» **REQUIRED ACTIONS**
(1) In the hearing transcript, what is the assumed cost, in real terms, of the gas treatment plant on the North Slope for the full project?
(2) Retype the records from their beginning up to and including the line with "List every element", leaving the pictures out.

++++ EXCERPTED TEXT

The only thing we've changed here is the demand. Very good. Thank you. Madam Chair. Yes, one second.
Senator Kawasaki, question? Yes. And then I just wanted to make sure that the assumption for the pipeline was $16 billion.
Through the chair, yes, that's roughly correct. So our $15.5 billion in, in real 2026 terms is our pipeline construction cost assumption. Okay, and then, and then follow-up through, and then, um, Senator Giesel mentioned that the gas treatment plant, but it may be not a full gas treatment sized plant, which would be, I think, in the $20 million or $15 million range, right? It would be a smaller type of cycling plant. Was that correct?
And then how much, what was that Total cost.
Um, yes, through the chair. So what we've done here is for the full project, um, we have an assumption of $10.9 billion in real terms for the gas treatment plant on the, on the North Slope. Um, we don't have a detailed assumption for the, the cost of a treatment facility, uh, for the Phase 1 scenario, um, or potentially exactly how that would be implemented. What we've done for this analysis is we've assumed a similar cost on a per 1,000 cubic feet basis for treatment between the Phase 1 scenario and our, our full scenario. And that could be— there could be a smaller treatment plant, there could be some sort of a modular operation.
It's uncertain exactly how that would play out in the Phase I scenario. And you can see on the next slide here, we've actually laid out the estimates for the cost of that treatment. So it's a little over $1 per 1,000 cubic feet. Thank you.

++++++++
++++ DATA EXCERPTS

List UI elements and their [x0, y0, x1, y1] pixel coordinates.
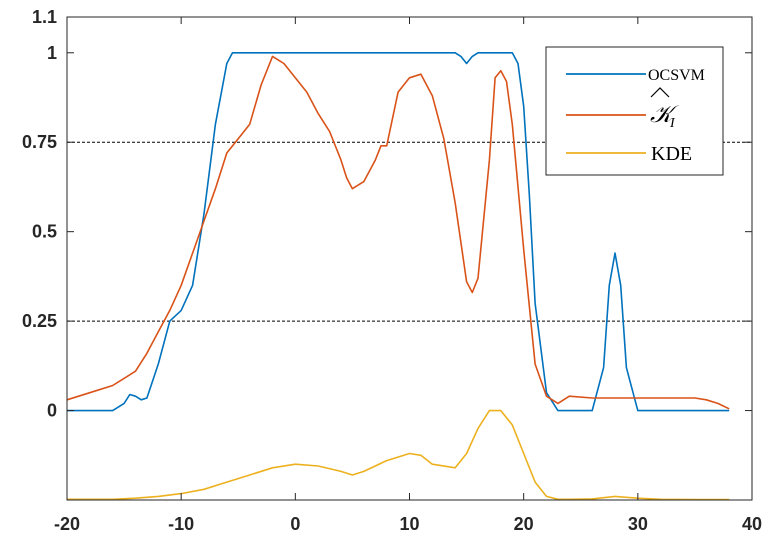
y-tick-label: 1.1: [32, 7, 57, 27]
y-tick-label: 0.75: [22, 132, 57, 152]
series-line-2: [67, 409, 730, 501]
legend-label-kde: KDE: [651, 143, 692, 165]
x-tick-label: 10: [399, 514, 419, 534]
series-line-0: [67, 51, 730, 412]
legend-label-ocsvm: OCSVM: [648, 67, 705, 84]
svg-text:I: I: [669, 116, 676, 131]
y-tick-label: 0.5: [32, 222, 57, 242]
x-tick-label: -10: [168, 514, 194, 534]
chart-legend: OCSVM 𝒦 I KDE: [545, 46, 724, 176]
x-tick-label: -20: [54, 514, 80, 534]
y-tick-label: 0.25: [22, 311, 57, 331]
x-tick-label: 40: [742, 514, 762, 534]
y-tick-label: 1: [47, 43, 57, 63]
x-tick-label: 30: [628, 514, 648, 534]
hat-accent: [650, 87, 670, 98]
x-tick-label: 0: [290, 514, 300, 534]
y-tick-label: 0: [47, 401, 57, 421]
series-line-1: [66, 55, 730, 410]
x-tick-label: 20: [514, 514, 534, 534]
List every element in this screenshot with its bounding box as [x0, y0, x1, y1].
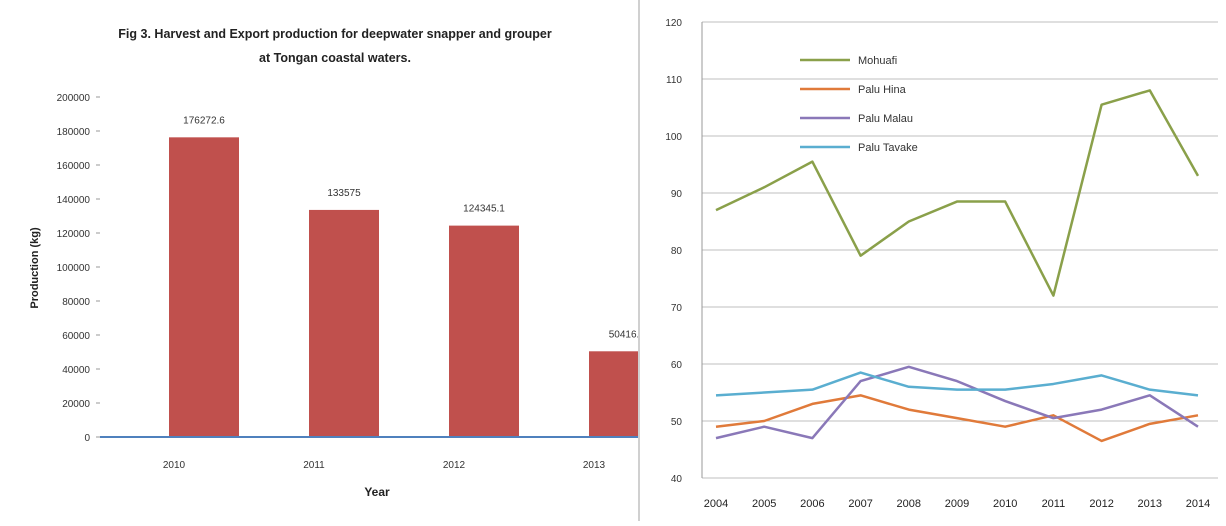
- y-tick-label: 20000: [62, 399, 90, 410]
- x-tick-label: 2013: [583, 460, 606, 471]
- data-label: 176272.6: [183, 115, 225, 126]
- x-tick-label: 2014: [1186, 498, 1210, 510]
- x-tick-label: 2008: [897, 498, 921, 510]
- series-line: [715, 394, 1199, 443]
- y-tick-label: 70: [671, 303, 683, 314]
- bar-chart-panel: Fig 3. Harvest and Export production for…: [29, 0, 659, 521]
- y-tick-label: 200000: [57, 93, 91, 104]
- y-tick-label: 80000: [62, 297, 90, 308]
- chart-title: Fig 3. Harvest and Export production for…: [118, 27, 552, 41]
- y-tick-label: 180000: [57, 127, 91, 138]
- x-tick-label: 2012: [443, 460, 466, 471]
- y-tick-label: 60000: [62, 331, 90, 342]
- data-label: 124345.1: [463, 204, 505, 215]
- x-tick-label: 2011: [1042, 498, 1066, 510]
- series-line: [715, 371, 1199, 397]
- bar-chart: Fig 3. Harvest and Export production for…: [29, 27, 659, 499]
- x-tick-label: 2007: [848, 498, 872, 510]
- legend-label: Palu Hina: [858, 84, 907, 96]
- bar: [169, 137, 239, 437]
- bar: [589, 351, 659, 437]
- x-tick-label: 2006: [800, 498, 824, 510]
- y-tick-label: 110: [666, 75, 682, 86]
- data-label: 50416.: [609, 329, 638, 340]
- data-label: 133575: [327, 188, 361, 199]
- y-tick-label: 0: [84, 433, 90, 444]
- y-tick-label: 90: [671, 189, 683, 200]
- x-tick-label: 2010: [993, 498, 1017, 510]
- x-tick-label: 2010: [163, 460, 186, 471]
- y-tick-label: 40: [671, 474, 683, 485]
- legend-label: Mohuafi: [858, 55, 897, 67]
- y-tick-label: 80: [671, 246, 683, 257]
- y-tick-label: 100: [665, 132, 682, 143]
- legend-label: Palu Tavake: [858, 142, 918, 154]
- y-tick-label: 100000: [57, 263, 91, 274]
- series-line: [715, 365, 1199, 440]
- line-chart: 40 50 60 70 80 90 100 110 120 2004 2005 2006 2007 20…: [665, 18, 1218, 510]
- x-tick-label: 2012: [1089, 498, 1113, 510]
- legend-label: Palu Malau: [858, 113, 913, 125]
- y-axis-label: Production (kg): [29, 227, 41, 309]
- y-tick-label: 40000: [62, 365, 90, 376]
- y-tick-label: 160000: [57, 161, 91, 172]
- y-tick-label: 120: [665, 18, 682, 29]
- y-tick-label: 120000: [57, 229, 91, 240]
- series-line: [715, 89, 1200, 297]
- chart-subtitle: at Tongan coastal waters.: [259, 51, 411, 65]
- x-tick-label: 2005: [752, 498, 776, 510]
- y-tick-label: 60: [671, 360, 683, 371]
- bar: [309, 209, 379, 437]
- x-tick-label: 2004: [704, 498, 728, 510]
- x-tick-label: 2011: [303, 460, 325, 471]
- y-tick-label: 50: [671, 417, 683, 428]
- bar: [449, 225, 519, 437]
- x-axis-label: Year: [364, 485, 390, 499]
- line-chart-panel: 40 50 60 70 80 90 100 110 120 2004 2005 2006 2007 20…: [650, 0, 1226, 521]
- x-tick-label: 2009: [945, 498, 969, 510]
- y-tick-label: 140000: [57, 195, 91, 206]
- x-tick-label: 2013: [1138, 498, 1162, 510]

++++++++

» **RESULTS OF THE EXERCISE**
(1) $10.9 billion

(2)
List UI elements and their [x0, y0, x1, y1] pixel coordinates.
y-tick-label: 1.1: [32, 7, 57, 27]
y-tick-label: 0.75: [22, 132, 57, 152]
series-line-2: [67, 409, 730, 501]
legend-label-kde: KDE: [651, 143, 692, 165]
x-tick-label: 10: [399, 514, 419, 534]
series-line-0: [67, 51, 730, 412]
legend-label-ocsvm: OCSVM: [648, 67, 705, 84]
svg-text:I: I: [669, 116, 676, 131]
y-tick-label: 0.5: [32, 222, 57, 242]
x-tick-label: -10: [168, 514, 194, 534]
chart-legend: OCSVM 𝒦 I KDE: [545, 46, 724, 176]
x-tick-label: -20: [54, 514, 80, 534]
y-tick-label: 0.25: [22, 311, 57, 331]
x-tick-label: 40: [742, 514, 762, 534]
y-tick-label: 1: [47, 43, 57, 63]
x-tick-label: 30: [628, 514, 648, 534]
hat-accent: [650, 87, 670, 98]
x-tick-label: 0: [290, 514, 300, 534]
y-tick-label: 0: [47, 401, 57, 421]
series-line-1: [66, 55, 730, 410]
x-tick-label: 20: [514, 514, 534, 534]
List every element in this screenshot with its bounding box as [x0, y0, x1, y1].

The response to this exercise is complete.